*Aim of the task*: Select and reproduce each line of the listing below that bears the string "color".

*Data to process*:
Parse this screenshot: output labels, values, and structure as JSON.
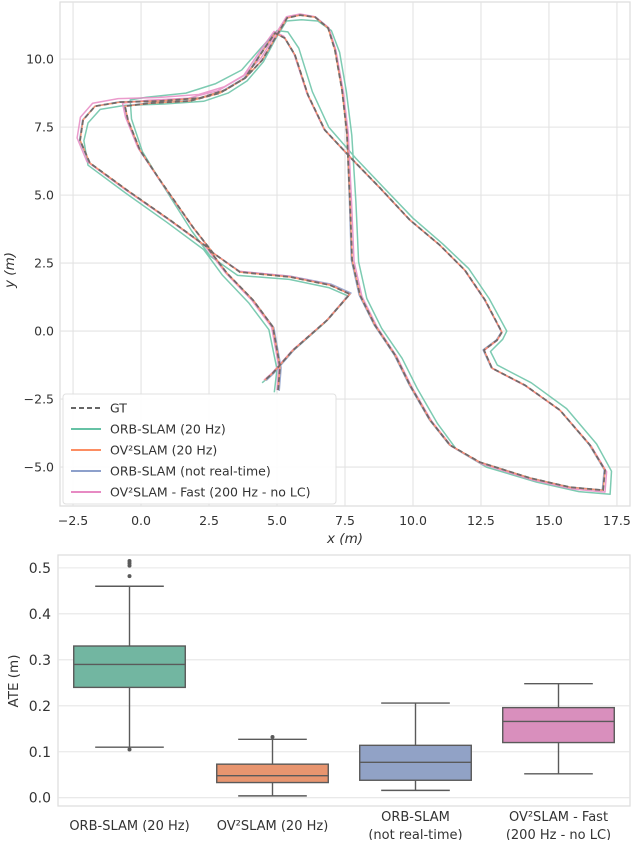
{
  "chart_data": [
    {
      "type": "line",
      "xlabel": "x (m)",
      "ylabel": "y (m)",
      "xlim": [
        -2.98,
        17.98
      ],
      "ylim": [
        -6.43,
        12.1
      ],
      "xticks": [
        "−2.5",
        "0.0",
        "2.5",
        "5.0",
        "7.5",
        "10.0",
        "12.5",
        "15.0",
        "17.5"
      ],
      "xtick_values": [
        -2.5,
        0,
        2.5,
        5,
        7.5,
        10,
        12.5,
        15,
        17.5
      ],
      "yticks": [
        "−5.0",
        "−2.5",
        "0.0",
        "2.5",
        "5.0",
        "7.5",
        "10.0"
      ],
      "ytick_values": [
        -5,
        -2.5,
        0,
        2.5,
        5,
        7.5,
        10
      ],
      "grid": true,
      "legend_position": "bottom-left",
      "series": [
        {
          "name": "GT",
          "color": "#666666",
          "dashed": true,
          "x": [
            5.04,
            5.11,
            4.85,
            4.12,
            3.16,
            2.43,
            1.07,
            -0.51,
            -1.88,
            -2.24,
            -2.13,
            -1.69,
            -0.77,
            0.7,
            2.17,
            3.09,
            3.82,
            4.45,
            4.93,
            5.37,
            5.85,
            6.4,
            6.88,
            7.13,
            7.39,
            7.57,
            7.68,
            7.76,
            8.05,
            8.6,
            9.34,
            9.89,
            10.63,
            11.36,
            12.46,
            14.3,
            15.77,
            16.99,
            17.06,
            16.51,
            15.4,
            14.12,
            12.9,
            12.61,
            13.09,
            13.27,
            12.65,
            11.91,
            10.99,
            9.89,
            8.79,
            7.79,
            6.76,
            6.14,
            5.66,
            5.29,
            4.93,
            4.45,
            3.82,
            2.9,
            1.8,
            0.33,
            -0.59,
            -0.48,
            -0.04,
            0.7,
            1.91,
            2.65,
            3.64,
            5.48,
            6.95,
            7.68,
            6.84,
            5.59,
            4.85,
            4.56
          ],
          "y": [
            -2.17,
            -1.32,
            0.15,
            1.14,
            2.13,
            3.09,
            4.08,
            5.18,
            6.18,
            7.02,
            7.76,
            8.27,
            8.42,
            8.46,
            8.57,
            8.86,
            9.3,
            9.96,
            10.77,
            11.51,
            11.62,
            11.54,
            11.14,
            10.33,
            8.86,
            7.28,
            4.82,
            2.61,
            1.32,
            0.22,
            -0.88,
            -1.99,
            -3.27,
            -4.19,
            -4.82,
            -5.4,
            -5.74,
            -5.85,
            -5.11,
            -4.19,
            -2.9,
            -1.99,
            -1.36,
            -0.7,
            -0.33,
            -0.04,
            1.14,
            2.24,
            3.16,
            4.08,
            5.26,
            6.29,
            7.39,
            8.68,
            10.15,
            10.77,
            10.96,
            10.26,
            9.3,
            8.75,
            8.46,
            8.38,
            8.27,
            7.76,
            6.65,
            5.55,
            3.82,
            2.87,
            2.17,
            1.99,
            1.69,
            1.36,
            0.4,
            -0.7,
            -1.54,
            -1.8
          ]
        },
        {
          "name": "ORB-SLAM (20 Hz)",
          "color": "#66c2a5",
          "x": [
            4.9,
            5.0,
            4.7,
            3.95,
            3.0,
            2.3,
            0.95,
            -0.6,
            -1.95,
            -2.1,
            -1.95,
            -1.5,
            -0.6,
            0.85,
            2.3,
            3.2,
            3.9,
            4.5,
            4.95,
            5.35,
            5.9,
            6.5,
            7.0,
            7.3,
            7.55,
            7.75,
            7.9,
            8.0,
            8.3,
            8.85,
            9.6,
            10.15,
            10.9,
            11.6,
            12.7,
            14.55,
            16.1,
            17.25,
            17.3,
            16.75,
            15.65,
            14.35,
            13.1,
            12.85,
            13.3,
            13.45,
            12.8,
            12.05,
            11.1,
            10.0,
            8.9,
            7.9,
            6.9,
            6.3,
            5.8,
            5.4,
            5.0,
            4.4,
            3.7,
            2.75,
            1.65,
            0.2,
            -0.4,
            -0.35,
            0.05,
            0.75,
            1.85,
            2.55,
            3.55,
            5.45,
            6.9,
            7.6,
            6.75,
            5.5,
            4.75,
            4.45
          ],
          "y": [
            -2.25,
            -1.4,
            0.05,
            1.05,
            2.05,
            3.0,
            4.0,
            5.1,
            6.1,
            7.0,
            7.65,
            8.15,
            8.3,
            8.35,
            8.45,
            8.75,
            9.2,
            9.9,
            10.75,
            11.4,
            11.45,
            11.4,
            11.05,
            10.25,
            8.8,
            7.2,
            4.75,
            2.55,
            1.2,
            0.1,
            -1.0,
            -2.1,
            -3.4,
            -4.35,
            -5.0,
            -5.55,
            -5.9,
            -6.0,
            -5.15,
            -4.15,
            -2.85,
            -1.9,
            -1.25,
            -0.75,
            -0.3,
            0.0,
            1.2,
            2.3,
            3.2,
            4.15,
            5.3,
            6.35,
            7.5,
            8.8,
            10.4,
            11.0,
            11.05,
            10.4,
            9.6,
            9.1,
            8.75,
            8.6,
            8.5,
            7.8,
            6.6,
            5.45,
            3.7,
            2.75,
            2.05,
            1.9,
            1.6,
            1.3,
            0.3,
            -0.8,
            -1.65,
            -1.9
          ]
        },
        {
          "name": "OV²SLAM (20 Hz)",
          "color": "#fc8d62",
          "x": [
            5.04,
            5.11,
            4.85,
            4.12,
            3.16,
            2.43,
            1.07,
            -0.51,
            -1.88,
            -2.24,
            -2.13,
            -1.69,
            -0.77,
            0.7,
            2.17,
            3.09,
            3.82,
            4.45,
            4.93,
            5.37,
            5.85,
            6.4,
            6.88,
            7.13,
            7.39,
            7.57,
            7.68,
            7.76,
            8.05,
            8.6,
            9.34,
            9.89,
            10.63,
            11.36,
            12.46,
            14.3,
            15.77,
            16.99,
            17.06,
            16.51,
            15.4,
            14.12,
            12.9,
            12.61,
            13.09,
            13.27,
            12.65,
            11.91,
            10.99,
            9.89,
            8.79,
            7.79,
            6.76,
            6.14,
            5.66,
            5.29,
            4.93,
            4.45,
            3.82,
            2.9,
            1.8,
            0.33,
            -0.59,
            -0.48,
            -0.04,
            0.7,
            1.91,
            2.65,
            3.64,
            5.48,
            6.95,
            7.68,
            6.84,
            5.59,
            4.85,
            4.56
          ],
          "y": [
            -2.17,
            -1.32,
            0.15,
            1.14,
            2.13,
            3.09,
            4.08,
            5.18,
            6.18,
            7.02,
            7.76,
            8.27,
            8.42,
            8.46,
            8.57,
            8.86,
            9.3,
            9.96,
            10.77,
            11.51,
            11.62,
            11.54,
            11.14,
            10.33,
            8.86,
            7.28,
            4.82,
            2.61,
            1.32,
            0.22,
            -0.88,
            -1.99,
            -3.27,
            -4.19,
            -4.82,
            -5.4,
            -5.74,
            -5.85,
            -5.11,
            -4.19,
            -2.9,
            -1.99,
            -1.36,
            -0.7,
            -0.33,
            -0.04,
            1.14,
            2.24,
            3.16,
            4.08,
            5.26,
            6.29,
            7.39,
            8.68,
            10.15,
            10.77,
            10.96,
            10.26,
            9.3,
            8.75,
            8.46,
            8.38,
            8.27,
            7.76,
            6.65,
            5.55,
            3.82,
            2.87,
            2.17,
            1.99,
            1.69,
            1.36,
            0.4,
            -0.7,
            -1.54,
            -1.8
          ]
        },
        {
          "name": "ORB-SLAM (not real-time)",
          "color": "#8da0cb",
          "x": [
            5.08,
            5.15,
            4.88,
            4.14,
            3.17,
            2.44,
            1.06,
            -0.53,
            -1.9,
            -2.26,
            -2.15,
            -1.7,
            -0.78,
            0.7,
            2.18,
            3.1,
            3.84,
            4.47,
            4.95,
            5.38,
            5.87,
            6.42,
            6.9,
            7.15,
            7.4,
            7.57,
            7.66,
            7.73,
            8.02,
            8.57,
            9.31,
            9.86,
            10.6,
            11.33,
            12.43,
            14.27,
            15.74,
            16.96,
            17.03,
            16.48,
            15.38,
            14.1,
            12.88,
            12.58,
            13.07,
            13.25,
            12.63,
            11.89,
            10.97,
            9.87,
            8.77,
            7.77,
            6.74,
            6.12,
            5.64,
            5.27,
            4.91,
            4.43,
            3.8,
            2.88,
            1.78,
            0.31,
            -0.61,
            -0.5,
            -0.06,
            0.68,
            1.9,
            2.64,
            3.64,
            5.5,
            6.98,
            7.72,
            6.87,
            5.62,
            4.88,
            4.6
          ],
          "y": [
            -2.2,
            -1.35,
            0.13,
            1.12,
            2.12,
            3.08,
            4.08,
            5.18,
            6.18,
            7.02,
            7.76,
            8.27,
            8.43,
            8.47,
            8.58,
            8.87,
            9.31,
            9.97,
            10.78,
            11.52,
            11.63,
            11.55,
            11.15,
            10.34,
            8.87,
            7.29,
            4.83,
            2.62,
            1.33,
            0.23,
            -0.87,
            -1.98,
            -3.26,
            -4.18,
            -4.81,
            -5.39,
            -5.73,
            -5.84,
            -5.1,
            -4.18,
            -2.89,
            -1.98,
            -1.35,
            -0.69,
            -0.32,
            -0.03,
            1.15,
            2.25,
            3.17,
            4.09,
            5.27,
            6.3,
            7.4,
            8.69,
            10.16,
            10.78,
            10.97,
            10.27,
            9.31,
            8.76,
            8.47,
            8.39,
            8.28,
            7.77,
            6.66,
            5.56,
            3.83,
            2.88,
            2.19,
            2.02,
            1.73,
            1.4,
            0.42,
            -0.7,
            -1.55,
            -1.82
          ]
        },
        {
          "name": "OV²SLAM - Fast (200 Hz - no LC)",
          "color": "#e78ac3",
          "x": [
            5.0,
            5.07,
            4.8,
            4.07,
            3.1,
            2.36,
            0.98,
            -0.62,
            -1.99,
            -2.35,
            -2.23,
            -1.78,
            -0.84,
            0.64,
            2.12,
            3.05,
            3.79,
            4.42,
            4.9,
            5.35,
            5.84,
            6.4,
            6.9,
            7.16,
            7.43,
            7.62,
            7.74,
            7.83,
            8.12,
            8.67,
            9.4,
            9.95,
            10.69,
            11.42,
            12.52,
            14.36,
            15.84,
            17.06,
            17.12,
            16.56,
            15.44,
            14.15,
            12.92,
            12.62,
            13.1,
            13.27,
            12.64,
            11.89,
            10.96,
            9.86,
            8.75,
            7.75,
            6.72,
            6.1,
            5.62,
            5.25,
            4.89,
            4.4,
            3.76,
            2.83,
            1.72,
            0.25,
            -0.68,
            -0.57,
            -0.12,
            0.63,
            1.86,
            2.61,
            3.61,
            5.46,
            6.94,
            7.67,
            6.83,
            5.57,
            4.82,
            4.52
          ],
          "y": [
            -2.17,
            -1.32,
            0.15,
            1.14,
            2.15,
            3.12,
            4.12,
            5.23,
            6.24,
            7.1,
            7.86,
            8.38,
            8.55,
            8.59,
            8.7,
            8.98,
            9.41,
            10.05,
            10.84,
            11.56,
            11.66,
            11.56,
            11.15,
            10.33,
            8.85,
            7.26,
            4.79,
            2.57,
            1.28,
            0.17,
            -0.93,
            -2.04,
            -3.32,
            -4.24,
            -4.88,
            -5.46,
            -5.8,
            -5.92,
            -5.17,
            -4.24,
            -2.94,
            -2.02,
            -1.38,
            -0.71,
            -0.34,
            -0.05,
            1.14,
            2.25,
            3.18,
            4.11,
            5.3,
            6.34,
            7.44,
            8.74,
            10.22,
            10.84,
            11.02,
            10.33,
            9.38,
            8.84,
            8.56,
            8.49,
            8.38,
            7.87,
            6.75,
            5.63,
            3.87,
            2.91,
            2.2,
            2.02,
            1.71,
            1.37,
            0.4,
            -0.7,
            -1.54,
            -1.8
          ]
        }
      ]
    },
    {
      "type": "box",
      "ylabel": "ATE (m)",
      "ylim": [
        -0.018,
        0.528
      ],
      "yticks": [
        "0.0",
        "0.1",
        "0.2",
        "0.3",
        "0.4",
        "0.5"
      ],
      "ytick_values": [
        0,
        0.1,
        0.2,
        0.3,
        0.4,
        0.5
      ],
      "grid": true,
      "categories": [
        [
          "ORB-SLAM (20 Hz)"
        ],
        [
          "OV²SLAM (20 Hz)"
        ],
        [
          "ORB-SLAM",
          "(not real-time)"
        ],
        [
          "OV²SLAM - Fast",
          "(200 Hz - no LC)"
        ]
      ],
      "boxes": [
        {
          "color": "#72b6a1",
          "whisker_low": 0.11,
          "q1": 0.24,
          "median": 0.29,
          "q3": 0.33,
          "whisker_high": 0.46,
          "outliers": [
            0.105,
            0.482,
            0.505,
            0.51,
            0.515
          ]
        },
        {
          "color": "#e8956f",
          "whisker_low": 0.004,
          "q1": 0.033,
          "median": 0.048,
          "q3": 0.073,
          "whisker_high": 0.127,
          "outliers": [
            0.132
          ]
        },
        {
          "color": "#91a2c6",
          "whisker_low": 0.016,
          "q1": 0.038,
          "median": 0.077,
          "q3": 0.114,
          "whisker_high": 0.206,
          "outliers": []
        },
        {
          "color": "#d98fbd",
          "whisker_low": 0.052,
          "q1": 0.12,
          "median": 0.166,
          "q3": 0.196,
          "whisker_high": 0.248,
          "outliers": []
        }
      ]
    }
  ]
}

*The response*:
          "color": "#666666",
          "color": "#66c2a5",
          "color": "#fc8d62",
          "color": "#8da0cb",
          "color": "#e78ac3",
          "color": "#72b6a1",
          "color": "#e8956f",
          "color": "#91a2c6",
          "color": "#d98fbd",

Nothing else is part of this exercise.